*BRIEF*
Copy every line of the records below that holds the word "उदयप".

Start

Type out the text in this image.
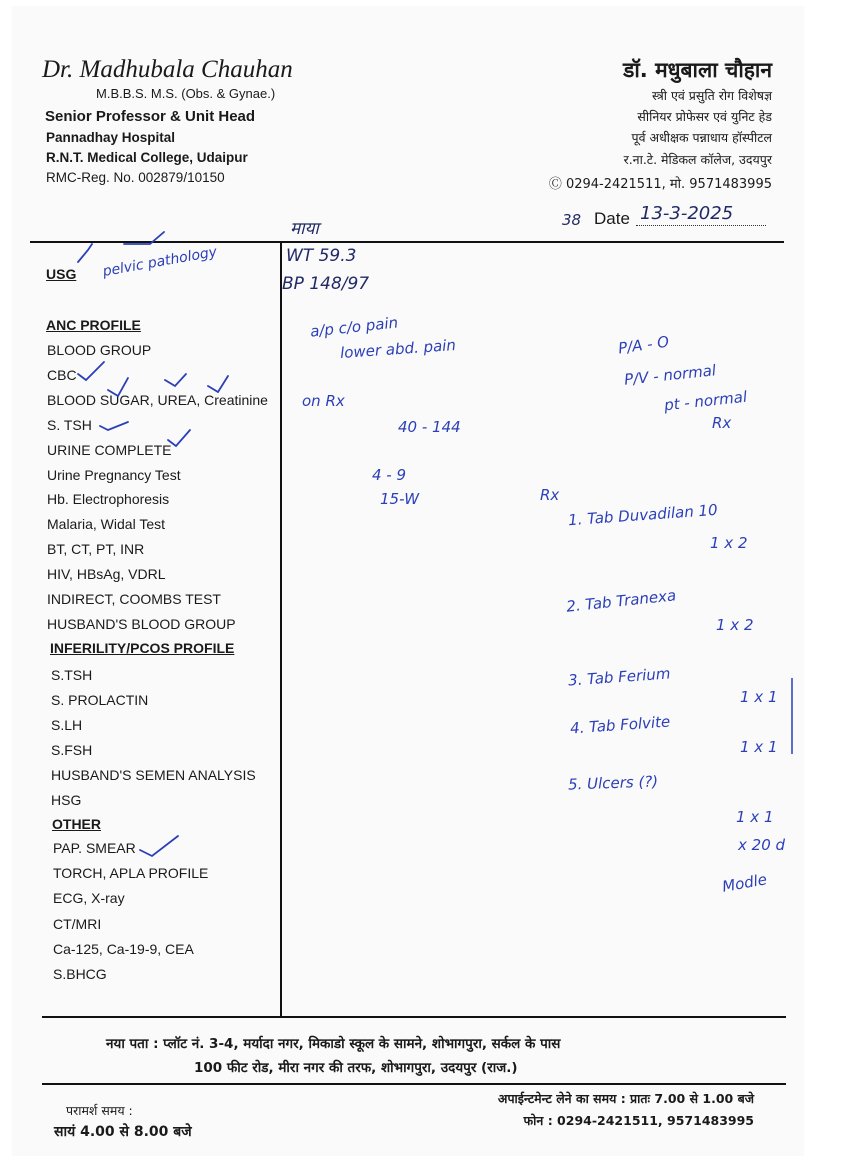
Dr. Madhubala Chauhan
M.B.B.S. M.S. (Obs. & Gynae.)
Senior Professor & Unit Head
Pannadhay Hospital
R.N.T. Medical College, Udaipur
RMC-Reg. No. 002879/10150
डॉ. मधुबाला चौहान
स्त्री एवं प्रसुति रोग विशेषज्ञ
सीनियर प्रोफेसर एवं युनिट हेड
पूर्व अधीक्षक पन्नाधाय हॉस्पीटल
र.ना.टे. मेडिकल कॉलेज, उदयपुर
Ⓒ 0294-2421511, मो. 9571483995
38 Date 13-3-2025
माया
USG pelvic pathology
ANC PROFILE
BLOOD GROUP
CBC
BLOOD SUGAR, UREA, Creatinine
S. TSH
URINE COMPLETE
Urine Pregnancy Test
Hb. Electrophoresis
Malaria, Widal Test
BT, CT, PT, INR
HIV, HBsAg, VDRL
INDIRECT, COOMBS TEST
HUSBAND'S BLOOD GROUP
INFERILITY/PCOS PROFILE
S.TSH
S. PROLACTIN
S.LH
S.FSH
HUSBAND'S SEMEN ANALYSIS
HSG
OTHER
PAP. SMEAR
TORCH, APLA PROFILE
ECG, X-ray
CT/MRI
Ca-125, Ca-19-9, CEA
S.BHCG
WT 59.3
BP 148/97
a/p c/o pain
lower abd. pain
on Rx
40 - 144
4 - 9
15-W
P/A - O
P/V - normal
pt - normal
Rx
Rx
1. Tab Duvadilan 10
1 x 2
2. Tab Tranexa
1 x 2
3. Tab Ferium
1 x 1
4. Tab Folvite
1 x 1
5. Ulcers (?)
1 x 1
x 20 d
Modle
नया पता : प्लॉट नं. 3-4, मर्यादा नगर, मिकाडो स्कूल के सामने, शोभागपुरा, सर्कल के पास
100 फीट रोड, मीरा नगर की तरफ, शोभागपुरा, उदयपुर (राज.)
परामर्श समय :
सायं 4.00 से 8.00 बजे
अपाईन्टमेन्ट लेने का समय : प्रातः 7.00 से 1.00 बजे
फोन : 0294-2421511, 9571483995
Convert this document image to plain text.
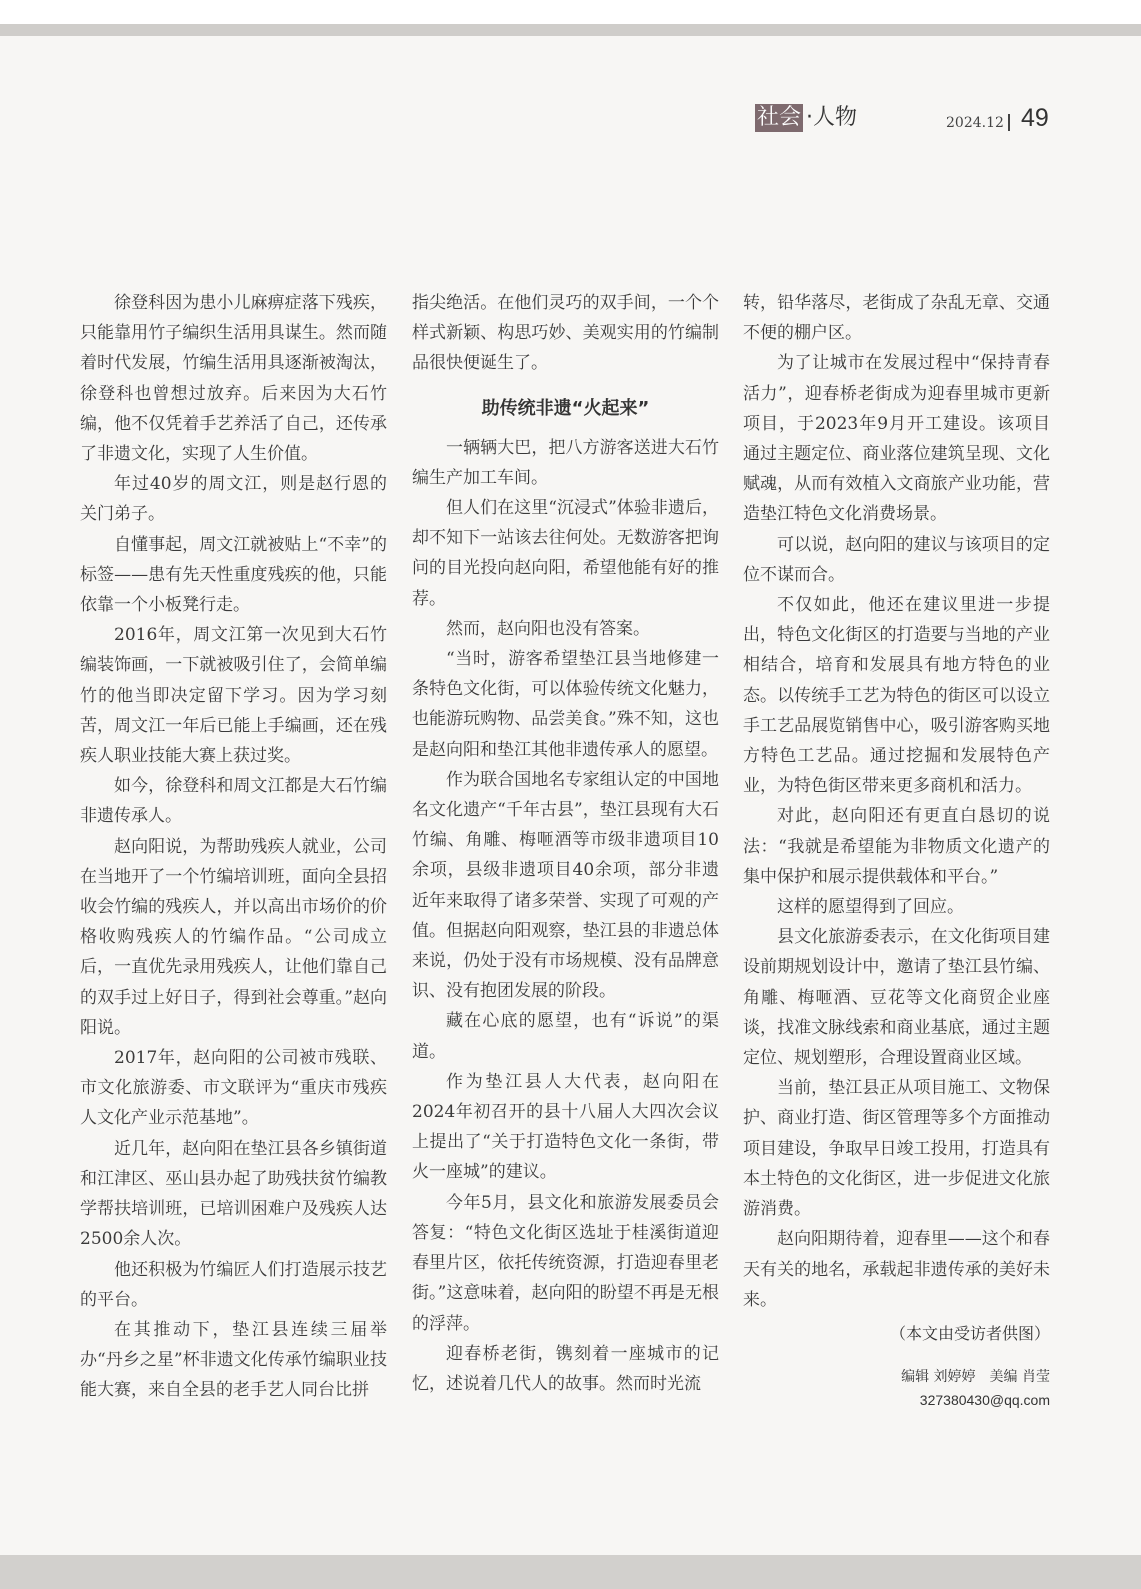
社会 ·人物	2024.12 49

徐登科因为患小儿麻痹症落下残疾，只能靠用竹子编织生活用具谋生。然而随着时代发展，竹编生活用具逐渐被淘汰，徐登科也曾想过放弃。后来因为大石竹编，他不仅凭着手艺养活了自己，还传承了非遗文化，实现了人生价值。

年过40岁的周文江，则是赵行恩的关门弟子。

自懂事起，周文江就被贴上“不幸”的标签——患有先天性重度残疾的他，只能依靠一个小板凳行走。

2016年，周文江第一次见到大石竹编装饰画，一下就被吸引住了，会简单编竹的他当即决定留下学习。因为学习刻苦，周文江一年后已能上手编画，还在残疾人职业技能大赛上获过奖。

如今，徐登科和周文江都是大石竹编非遗传承人。

赵向阳说，为帮助残疾人就业，公司在当地开了一个竹编培训班，面向全县招收会竹编的残疾人，并以高出市场价的价格收购残疾人的竹编作品。“公司成立后，一直优先录用残疾人，让他们靠自己的双手过上好日子，得到社会尊重。”赵向阳说。

2017年，赵向阳的公司被市残联、市文化旅游委、市文联评为“重庆市残疾人文化产业示范基地”。

近几年，赵向阳在垫江县各乡镇街道和江津区、巫山县办起了助残扶贫竹编教学帮扶培训班，已培训困难户及残疾人达2500余人次。

他还积极为竹编匠人们打造展示技艺的平台。

在其推动下，垫江县连续三届举办“丹乡之星”杯非遗文化传承竹编职业技能大赛，来自全县的老手艺人同台比拼

指尖绝活。在他们灵巧的双手间，一个个样式新颖、构思巧妙、美观实用的竹编制品很快便诞生了。

助传统非遗“火起来”

一辆辆大巴，把八方游客送进大石竹编生产加工车间。

但人们在这里“沉浸式”体验非遗后，却不知下一站该去往何处。无数游客把询问的目光投向赵向阳，希望他能有好的推荐。

然而，赵向阳也没有答案。

“当时，游客希望垫江县当地修建一条特色文化街，可以体验传统文化魅力，也能游玩购物、品尝美食。”殊不知，这也是赵向阳和垫江其他非遗传承人的愿望。

作为联合国地名专家组认定的中国地名文化遗产“千年古县”，垫江县现有大石竹编、角雕、梅咂酒等市级非遗项目10余项，县级非遗项目40余项，部分非遗近年来取得了诸多荣誉、实现了可观的产值。但据赵向阳观察，垫江县的非遗总体来说，仍处于没有市场规模、没有品牌意识、没有抱团发展的阶段。

藏在心底的愿望，也有“诉说”的渠道。

作为垫江县人大代表，赵向阳在2024年初召开的县十八届人大四次会议上提出了“关于打造特色文化一条街，带火一座城”的建议。

今年5月，县文化和旅游发展委员会答复：“特色文化街区选址于桂溪街道迎春里片区，依托传统资源，打造迎春里老街。”这意味着，赵向阳的盼望不再是无根的浮萍。

迎春桥老街，镌刻着一座城市的记忆，述说着几代人的故事。然而时光流

转，铅华落尽，老街成了杂乱无章、交通不便的棚户区。

为了让城市在发展过程中“保持青春活力”，迎春桥老街成为迎春里城市更新项目，于2023年9月开工建设。该项目通过主题定位、商业落位建筑呈现、文化赋魂，从而有效植入文商旅产业功能，营造垫江特色文化消费场景。

可以说，赵向阳的建议与该项目的定位不谋而合。

不仅如此，他还在建议里进一步提出，特色文化街区的打造要与当地的产业相结合，培育和发展具有地方特色的业态。以传统手工艺为特色的街区可以设立手工艺品展览销售中心，吸引游客购买地方特色工艺品。通过挖掘和发展特色产业，为特色街区带来更多商机和活力。

对此，赵向阳还有更直白恳切的说法：“我就是希望能为非物质文化遗产的集中保护和展示提供载体和平台。”

这样的愿望得到了回应。

县文化旅游委表示，在文化街项目建设前期规划设计中，邀请了垫江县竹编、角雕、梅咂酒、豆花等文化商贸企业座谈，找准文脉线索和商业基底，通过主题定位、规划塑形，合理设置商业区域。

当前，垫江县正从项目施工、文物保护、商业打造、街区管理等多个方面推动项目建设，争取早日竣工投用，打造具有本土特色的文化街区，进一步促进文化旅游消费。

赵向阳期待着，迎春里——这个和春天有关的地名，承载起非遗传承的美好未来。

（本文由受访者供图）
编辑 刘婷婷　美编 肖莹
327380430@qq.com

End

*RESULT OF THE TASK*
र.ना.टे. मेडिकल कॉलेज, उदयपुर
100 फीट रोड, मीरा नगर की तरफ, शोभागपुरा, उदयपुर (राज.)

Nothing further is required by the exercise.